(Collection entries)
★ ★ ★
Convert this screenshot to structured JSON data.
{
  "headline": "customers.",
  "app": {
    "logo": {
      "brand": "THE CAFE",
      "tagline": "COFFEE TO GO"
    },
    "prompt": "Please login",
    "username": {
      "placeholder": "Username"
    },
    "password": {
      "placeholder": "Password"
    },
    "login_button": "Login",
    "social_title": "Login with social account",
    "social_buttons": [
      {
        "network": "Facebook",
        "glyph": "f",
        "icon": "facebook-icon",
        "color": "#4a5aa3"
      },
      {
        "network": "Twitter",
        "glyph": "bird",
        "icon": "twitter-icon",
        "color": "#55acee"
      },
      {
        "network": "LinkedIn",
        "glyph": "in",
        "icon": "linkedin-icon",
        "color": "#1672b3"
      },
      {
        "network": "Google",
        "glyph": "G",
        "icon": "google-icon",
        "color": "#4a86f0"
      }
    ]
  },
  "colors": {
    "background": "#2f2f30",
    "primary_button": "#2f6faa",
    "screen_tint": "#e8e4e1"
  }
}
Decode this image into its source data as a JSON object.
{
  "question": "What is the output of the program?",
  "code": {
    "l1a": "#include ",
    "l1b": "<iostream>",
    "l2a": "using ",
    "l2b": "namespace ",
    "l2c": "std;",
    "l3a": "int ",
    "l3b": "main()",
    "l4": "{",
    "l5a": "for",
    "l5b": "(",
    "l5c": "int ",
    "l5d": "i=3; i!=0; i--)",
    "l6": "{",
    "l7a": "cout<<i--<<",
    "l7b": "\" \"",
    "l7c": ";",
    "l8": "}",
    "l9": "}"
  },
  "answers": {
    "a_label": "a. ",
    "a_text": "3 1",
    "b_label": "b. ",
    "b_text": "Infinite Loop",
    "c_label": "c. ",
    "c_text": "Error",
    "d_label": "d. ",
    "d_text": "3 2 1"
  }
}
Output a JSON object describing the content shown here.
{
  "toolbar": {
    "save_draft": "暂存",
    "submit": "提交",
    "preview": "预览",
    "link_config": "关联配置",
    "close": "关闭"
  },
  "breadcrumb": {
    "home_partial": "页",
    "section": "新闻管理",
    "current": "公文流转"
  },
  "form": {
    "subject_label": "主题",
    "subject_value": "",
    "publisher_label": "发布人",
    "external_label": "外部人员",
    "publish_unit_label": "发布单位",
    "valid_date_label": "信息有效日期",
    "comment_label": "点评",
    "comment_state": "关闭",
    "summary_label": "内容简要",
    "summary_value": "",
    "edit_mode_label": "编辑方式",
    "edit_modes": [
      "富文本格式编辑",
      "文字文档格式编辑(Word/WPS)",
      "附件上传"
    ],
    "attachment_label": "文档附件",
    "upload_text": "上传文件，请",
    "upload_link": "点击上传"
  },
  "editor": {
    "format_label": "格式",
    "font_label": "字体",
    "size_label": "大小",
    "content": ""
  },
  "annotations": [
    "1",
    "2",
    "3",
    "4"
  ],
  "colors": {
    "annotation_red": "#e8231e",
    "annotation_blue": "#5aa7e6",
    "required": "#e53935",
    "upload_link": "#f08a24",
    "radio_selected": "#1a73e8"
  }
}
★ ★ ★
Given problem. Look through the material and copy each line that has "object".

The reply.
Decode this image into its source data as a JSON object.
Output a JSON object describing the content shown here.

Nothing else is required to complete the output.